→ **Task directions**:
Reproduce in full, without any alteration, the study description on transnational framework agreements and the green transition that follows.

→ **Source document**:
Speaker
Description
The urgency of environmental action preceded the covid crisis but an inclusive transition to a greener society has become a key feature of recovery plans in Europe. The necessity of a green transition also concomitantly appeared as an opportunity to reframe and rethink debates around industrial relations and union identities (Thomas, Doerflinger, 2020).
In that context, this study provides a framework of analysis of transnational framework agreements (TFAs) – a joint attempt by organised labour and transnational companies to address challenges around development of industrial relations and green transitions in global production networks (Newsome et al., 2015). Indeed, in recent years those agreements have started to include increasingly detailed environmental provisions and therefore act as a relevant framing device to examine processes of regulation in and around the workplace (Boyer, 1987; MacKenzie & Martínez Lucio, 2014).

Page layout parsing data
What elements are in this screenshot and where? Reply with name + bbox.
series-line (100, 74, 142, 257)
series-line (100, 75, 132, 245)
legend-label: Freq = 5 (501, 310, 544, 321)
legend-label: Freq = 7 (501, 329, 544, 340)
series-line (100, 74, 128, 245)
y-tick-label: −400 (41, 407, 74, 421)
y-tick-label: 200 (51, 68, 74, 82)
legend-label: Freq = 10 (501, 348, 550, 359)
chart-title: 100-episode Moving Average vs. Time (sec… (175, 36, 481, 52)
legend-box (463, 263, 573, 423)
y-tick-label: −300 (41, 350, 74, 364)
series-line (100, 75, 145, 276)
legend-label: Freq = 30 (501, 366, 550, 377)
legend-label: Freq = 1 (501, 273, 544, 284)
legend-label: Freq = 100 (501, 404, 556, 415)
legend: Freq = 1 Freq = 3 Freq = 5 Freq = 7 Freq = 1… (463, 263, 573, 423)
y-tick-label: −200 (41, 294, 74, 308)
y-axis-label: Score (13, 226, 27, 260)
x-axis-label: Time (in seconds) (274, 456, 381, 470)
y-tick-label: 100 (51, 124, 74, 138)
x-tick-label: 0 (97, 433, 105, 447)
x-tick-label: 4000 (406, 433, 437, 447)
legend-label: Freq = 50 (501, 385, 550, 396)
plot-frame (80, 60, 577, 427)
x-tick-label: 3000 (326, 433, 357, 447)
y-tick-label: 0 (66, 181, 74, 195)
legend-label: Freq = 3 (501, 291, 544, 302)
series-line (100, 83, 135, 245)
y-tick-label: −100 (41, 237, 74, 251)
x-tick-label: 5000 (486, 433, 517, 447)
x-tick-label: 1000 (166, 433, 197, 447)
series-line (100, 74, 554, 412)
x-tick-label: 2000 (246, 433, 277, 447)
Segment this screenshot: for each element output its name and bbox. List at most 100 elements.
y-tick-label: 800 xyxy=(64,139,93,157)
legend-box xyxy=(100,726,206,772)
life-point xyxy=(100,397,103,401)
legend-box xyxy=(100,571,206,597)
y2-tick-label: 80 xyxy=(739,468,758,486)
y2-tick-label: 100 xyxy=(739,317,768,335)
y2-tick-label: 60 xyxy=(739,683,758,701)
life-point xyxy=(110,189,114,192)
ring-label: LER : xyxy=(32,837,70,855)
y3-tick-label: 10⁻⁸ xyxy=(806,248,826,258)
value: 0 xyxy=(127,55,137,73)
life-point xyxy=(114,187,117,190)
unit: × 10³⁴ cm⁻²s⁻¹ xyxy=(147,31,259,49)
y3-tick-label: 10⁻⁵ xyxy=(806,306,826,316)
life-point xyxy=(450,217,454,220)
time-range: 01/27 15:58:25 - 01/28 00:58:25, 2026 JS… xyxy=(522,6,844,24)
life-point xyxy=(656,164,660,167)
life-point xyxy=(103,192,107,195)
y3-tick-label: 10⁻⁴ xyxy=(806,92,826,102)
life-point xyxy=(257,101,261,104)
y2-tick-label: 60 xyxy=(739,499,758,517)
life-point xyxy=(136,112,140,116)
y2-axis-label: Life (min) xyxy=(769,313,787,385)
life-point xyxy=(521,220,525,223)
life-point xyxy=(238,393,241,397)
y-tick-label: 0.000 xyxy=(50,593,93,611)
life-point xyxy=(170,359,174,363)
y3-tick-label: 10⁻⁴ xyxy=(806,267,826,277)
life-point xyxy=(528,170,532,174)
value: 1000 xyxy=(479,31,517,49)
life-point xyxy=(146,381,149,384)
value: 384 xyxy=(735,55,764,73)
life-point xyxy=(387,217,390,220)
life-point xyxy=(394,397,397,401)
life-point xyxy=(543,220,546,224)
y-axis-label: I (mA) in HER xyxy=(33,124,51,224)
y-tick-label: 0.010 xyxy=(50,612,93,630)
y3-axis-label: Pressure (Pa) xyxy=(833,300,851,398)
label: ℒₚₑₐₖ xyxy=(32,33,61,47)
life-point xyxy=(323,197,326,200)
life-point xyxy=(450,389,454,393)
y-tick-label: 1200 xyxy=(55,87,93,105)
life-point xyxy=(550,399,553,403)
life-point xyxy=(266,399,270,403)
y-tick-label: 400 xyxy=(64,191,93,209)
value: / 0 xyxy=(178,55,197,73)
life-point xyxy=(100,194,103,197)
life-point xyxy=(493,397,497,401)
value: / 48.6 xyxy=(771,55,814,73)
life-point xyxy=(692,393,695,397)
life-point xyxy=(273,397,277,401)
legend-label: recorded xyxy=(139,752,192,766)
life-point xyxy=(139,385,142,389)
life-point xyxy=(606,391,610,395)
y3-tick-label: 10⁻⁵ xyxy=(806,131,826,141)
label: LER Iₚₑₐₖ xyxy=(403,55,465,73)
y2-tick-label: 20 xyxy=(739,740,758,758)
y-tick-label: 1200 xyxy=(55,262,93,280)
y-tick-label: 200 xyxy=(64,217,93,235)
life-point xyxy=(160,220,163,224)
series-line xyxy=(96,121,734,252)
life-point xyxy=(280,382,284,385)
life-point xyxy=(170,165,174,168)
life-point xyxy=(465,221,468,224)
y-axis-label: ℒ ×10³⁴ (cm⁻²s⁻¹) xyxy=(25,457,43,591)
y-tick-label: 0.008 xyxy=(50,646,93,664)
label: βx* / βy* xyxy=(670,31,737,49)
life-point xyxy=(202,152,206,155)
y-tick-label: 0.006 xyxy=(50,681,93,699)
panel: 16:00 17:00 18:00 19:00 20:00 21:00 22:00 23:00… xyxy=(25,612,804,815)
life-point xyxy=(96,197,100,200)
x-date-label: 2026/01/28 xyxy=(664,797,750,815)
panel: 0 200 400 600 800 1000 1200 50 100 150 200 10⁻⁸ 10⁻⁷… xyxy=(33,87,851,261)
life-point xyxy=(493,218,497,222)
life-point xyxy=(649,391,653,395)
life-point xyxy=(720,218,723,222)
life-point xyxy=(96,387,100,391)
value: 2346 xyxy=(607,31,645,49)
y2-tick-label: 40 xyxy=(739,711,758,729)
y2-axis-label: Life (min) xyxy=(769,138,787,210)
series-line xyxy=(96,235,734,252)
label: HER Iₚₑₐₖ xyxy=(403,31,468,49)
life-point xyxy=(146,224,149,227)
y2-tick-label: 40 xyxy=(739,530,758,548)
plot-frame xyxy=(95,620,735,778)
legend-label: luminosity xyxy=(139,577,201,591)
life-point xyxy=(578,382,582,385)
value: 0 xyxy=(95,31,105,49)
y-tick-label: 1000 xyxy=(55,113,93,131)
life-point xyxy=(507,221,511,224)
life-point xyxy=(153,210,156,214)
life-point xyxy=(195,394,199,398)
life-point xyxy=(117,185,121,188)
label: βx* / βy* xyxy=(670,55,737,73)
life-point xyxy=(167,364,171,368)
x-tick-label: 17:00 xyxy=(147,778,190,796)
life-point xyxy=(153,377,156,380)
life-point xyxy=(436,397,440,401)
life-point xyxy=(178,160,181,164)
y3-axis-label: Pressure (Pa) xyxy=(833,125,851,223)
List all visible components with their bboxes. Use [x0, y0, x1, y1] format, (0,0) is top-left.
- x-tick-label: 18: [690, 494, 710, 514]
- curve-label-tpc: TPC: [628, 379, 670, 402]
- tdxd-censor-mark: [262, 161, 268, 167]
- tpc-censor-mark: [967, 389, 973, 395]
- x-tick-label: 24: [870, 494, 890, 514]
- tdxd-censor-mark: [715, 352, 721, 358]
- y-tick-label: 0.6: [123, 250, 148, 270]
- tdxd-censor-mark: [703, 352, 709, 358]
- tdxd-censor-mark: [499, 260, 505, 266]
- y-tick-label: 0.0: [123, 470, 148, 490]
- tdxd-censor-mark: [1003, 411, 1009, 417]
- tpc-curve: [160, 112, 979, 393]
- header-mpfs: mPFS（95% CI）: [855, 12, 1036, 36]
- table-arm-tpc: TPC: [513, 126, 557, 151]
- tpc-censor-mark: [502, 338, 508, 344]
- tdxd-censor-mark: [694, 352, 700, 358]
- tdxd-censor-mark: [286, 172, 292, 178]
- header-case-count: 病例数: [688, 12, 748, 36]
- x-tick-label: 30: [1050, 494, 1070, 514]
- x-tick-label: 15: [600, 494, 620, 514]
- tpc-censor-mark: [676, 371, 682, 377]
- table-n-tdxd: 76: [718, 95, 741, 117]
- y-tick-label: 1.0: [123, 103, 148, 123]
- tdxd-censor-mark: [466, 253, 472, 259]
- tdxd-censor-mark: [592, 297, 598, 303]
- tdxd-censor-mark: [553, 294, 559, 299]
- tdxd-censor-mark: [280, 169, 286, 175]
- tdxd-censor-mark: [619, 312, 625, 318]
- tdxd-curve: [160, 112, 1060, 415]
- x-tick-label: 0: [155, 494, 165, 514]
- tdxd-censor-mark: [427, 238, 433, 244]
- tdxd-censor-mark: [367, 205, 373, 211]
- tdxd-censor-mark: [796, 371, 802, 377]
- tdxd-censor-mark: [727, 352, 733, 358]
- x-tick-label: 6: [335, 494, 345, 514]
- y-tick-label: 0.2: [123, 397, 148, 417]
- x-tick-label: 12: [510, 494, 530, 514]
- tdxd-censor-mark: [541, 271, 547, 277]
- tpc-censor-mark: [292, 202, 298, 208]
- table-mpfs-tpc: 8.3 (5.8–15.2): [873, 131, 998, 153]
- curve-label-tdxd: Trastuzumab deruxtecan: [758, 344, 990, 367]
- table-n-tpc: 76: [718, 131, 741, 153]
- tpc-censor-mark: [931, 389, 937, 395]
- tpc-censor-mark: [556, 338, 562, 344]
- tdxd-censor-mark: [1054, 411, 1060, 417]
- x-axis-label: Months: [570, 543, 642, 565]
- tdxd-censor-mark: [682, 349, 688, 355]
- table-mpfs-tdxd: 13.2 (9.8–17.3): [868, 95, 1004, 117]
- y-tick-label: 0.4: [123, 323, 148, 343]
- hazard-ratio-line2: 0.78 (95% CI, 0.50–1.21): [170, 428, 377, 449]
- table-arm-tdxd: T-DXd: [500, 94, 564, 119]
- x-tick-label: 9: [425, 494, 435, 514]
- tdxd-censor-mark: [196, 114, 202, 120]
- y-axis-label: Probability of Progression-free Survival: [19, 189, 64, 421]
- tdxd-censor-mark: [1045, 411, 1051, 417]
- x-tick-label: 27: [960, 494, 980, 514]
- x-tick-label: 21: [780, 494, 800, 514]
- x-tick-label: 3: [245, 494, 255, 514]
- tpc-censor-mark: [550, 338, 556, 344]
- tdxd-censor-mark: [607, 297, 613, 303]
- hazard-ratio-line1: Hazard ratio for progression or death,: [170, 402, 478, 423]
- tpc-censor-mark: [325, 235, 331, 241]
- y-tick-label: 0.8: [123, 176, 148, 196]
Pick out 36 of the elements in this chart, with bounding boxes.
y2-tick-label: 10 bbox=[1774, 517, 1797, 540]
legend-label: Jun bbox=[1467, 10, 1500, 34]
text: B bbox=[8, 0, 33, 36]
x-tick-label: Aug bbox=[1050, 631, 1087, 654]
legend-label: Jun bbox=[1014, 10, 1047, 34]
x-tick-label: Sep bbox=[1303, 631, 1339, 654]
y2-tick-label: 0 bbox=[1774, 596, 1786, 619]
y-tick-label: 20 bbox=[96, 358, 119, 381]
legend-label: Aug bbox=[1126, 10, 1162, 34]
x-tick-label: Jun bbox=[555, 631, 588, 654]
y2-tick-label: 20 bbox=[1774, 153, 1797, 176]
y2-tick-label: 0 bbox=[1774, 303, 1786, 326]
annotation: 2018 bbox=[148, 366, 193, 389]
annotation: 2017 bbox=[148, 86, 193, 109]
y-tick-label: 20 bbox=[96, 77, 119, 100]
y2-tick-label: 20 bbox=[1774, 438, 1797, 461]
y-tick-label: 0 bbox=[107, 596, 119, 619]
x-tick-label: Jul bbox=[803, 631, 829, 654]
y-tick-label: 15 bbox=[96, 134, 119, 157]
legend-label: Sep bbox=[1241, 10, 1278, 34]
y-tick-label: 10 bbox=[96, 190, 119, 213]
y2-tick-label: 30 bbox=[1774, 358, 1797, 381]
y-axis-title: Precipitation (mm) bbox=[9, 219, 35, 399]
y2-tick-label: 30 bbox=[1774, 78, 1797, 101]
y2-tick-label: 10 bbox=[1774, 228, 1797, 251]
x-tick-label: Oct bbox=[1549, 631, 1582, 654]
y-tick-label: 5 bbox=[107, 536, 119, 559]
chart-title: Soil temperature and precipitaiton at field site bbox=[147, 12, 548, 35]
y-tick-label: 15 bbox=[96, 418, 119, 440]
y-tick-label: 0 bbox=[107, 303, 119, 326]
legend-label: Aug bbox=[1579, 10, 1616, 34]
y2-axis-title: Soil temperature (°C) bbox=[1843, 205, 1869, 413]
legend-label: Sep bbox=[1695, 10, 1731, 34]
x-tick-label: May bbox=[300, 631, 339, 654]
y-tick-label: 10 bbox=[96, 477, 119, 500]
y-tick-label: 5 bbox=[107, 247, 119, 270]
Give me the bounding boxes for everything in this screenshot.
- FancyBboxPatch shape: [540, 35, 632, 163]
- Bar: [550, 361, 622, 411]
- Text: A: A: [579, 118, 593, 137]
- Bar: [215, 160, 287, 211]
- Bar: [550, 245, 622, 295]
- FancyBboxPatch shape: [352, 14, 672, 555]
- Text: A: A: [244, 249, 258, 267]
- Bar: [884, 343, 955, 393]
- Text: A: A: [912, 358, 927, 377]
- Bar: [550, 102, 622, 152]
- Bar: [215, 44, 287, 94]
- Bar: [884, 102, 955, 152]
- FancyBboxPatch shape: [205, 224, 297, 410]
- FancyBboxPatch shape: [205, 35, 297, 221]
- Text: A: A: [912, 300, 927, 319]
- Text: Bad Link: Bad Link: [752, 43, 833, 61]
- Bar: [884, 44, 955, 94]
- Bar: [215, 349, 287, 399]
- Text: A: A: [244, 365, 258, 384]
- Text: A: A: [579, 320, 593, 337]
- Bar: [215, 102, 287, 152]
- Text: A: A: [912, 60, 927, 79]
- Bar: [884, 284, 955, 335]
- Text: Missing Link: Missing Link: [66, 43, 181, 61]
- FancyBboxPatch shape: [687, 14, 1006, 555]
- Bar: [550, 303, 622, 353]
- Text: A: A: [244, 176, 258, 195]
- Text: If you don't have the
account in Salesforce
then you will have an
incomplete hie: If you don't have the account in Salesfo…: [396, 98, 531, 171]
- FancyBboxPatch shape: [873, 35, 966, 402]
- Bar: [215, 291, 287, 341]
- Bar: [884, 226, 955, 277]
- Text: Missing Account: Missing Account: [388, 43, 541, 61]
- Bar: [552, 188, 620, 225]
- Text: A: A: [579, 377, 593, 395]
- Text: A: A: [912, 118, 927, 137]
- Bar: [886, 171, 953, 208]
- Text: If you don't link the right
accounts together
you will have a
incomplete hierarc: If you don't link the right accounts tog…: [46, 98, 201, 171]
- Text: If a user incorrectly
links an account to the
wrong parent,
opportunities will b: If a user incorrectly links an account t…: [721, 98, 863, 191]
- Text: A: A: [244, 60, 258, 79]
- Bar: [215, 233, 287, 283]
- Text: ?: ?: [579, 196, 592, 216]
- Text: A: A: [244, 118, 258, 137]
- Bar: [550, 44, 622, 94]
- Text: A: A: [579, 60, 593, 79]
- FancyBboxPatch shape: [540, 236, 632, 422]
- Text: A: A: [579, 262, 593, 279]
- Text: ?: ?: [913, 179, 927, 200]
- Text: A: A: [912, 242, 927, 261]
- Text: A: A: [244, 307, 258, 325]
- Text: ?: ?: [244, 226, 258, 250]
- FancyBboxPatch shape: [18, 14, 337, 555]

→ **Written solution**:
Speaker
Description
The urgency of environmental action preceded the covid crisis but an inclusive transition to a greener society has become a key feature of recovery plans in Europe. The necessity of a green transition also concomitantly appeared as an opportunity to reframe and rethink debates around industrial relations and union identities (Thomas, Doerflinger, 2020).
In that context, this study provides a framework of analysis of transnational framework agreements (TFAs) – a joint attempt by organised labour and transnational companies to address challenges around development of industrial relations and green transitions in global production networks (Newsome et al., 2015). Indeed, in recent years those agreements have started to include increasingly detailed environmental provisions and therefore act as a relevant framing device to examine processes of regulation in and around the workplace (Boyer, 1987; MacKenzie & Martínez Lucio, 2014).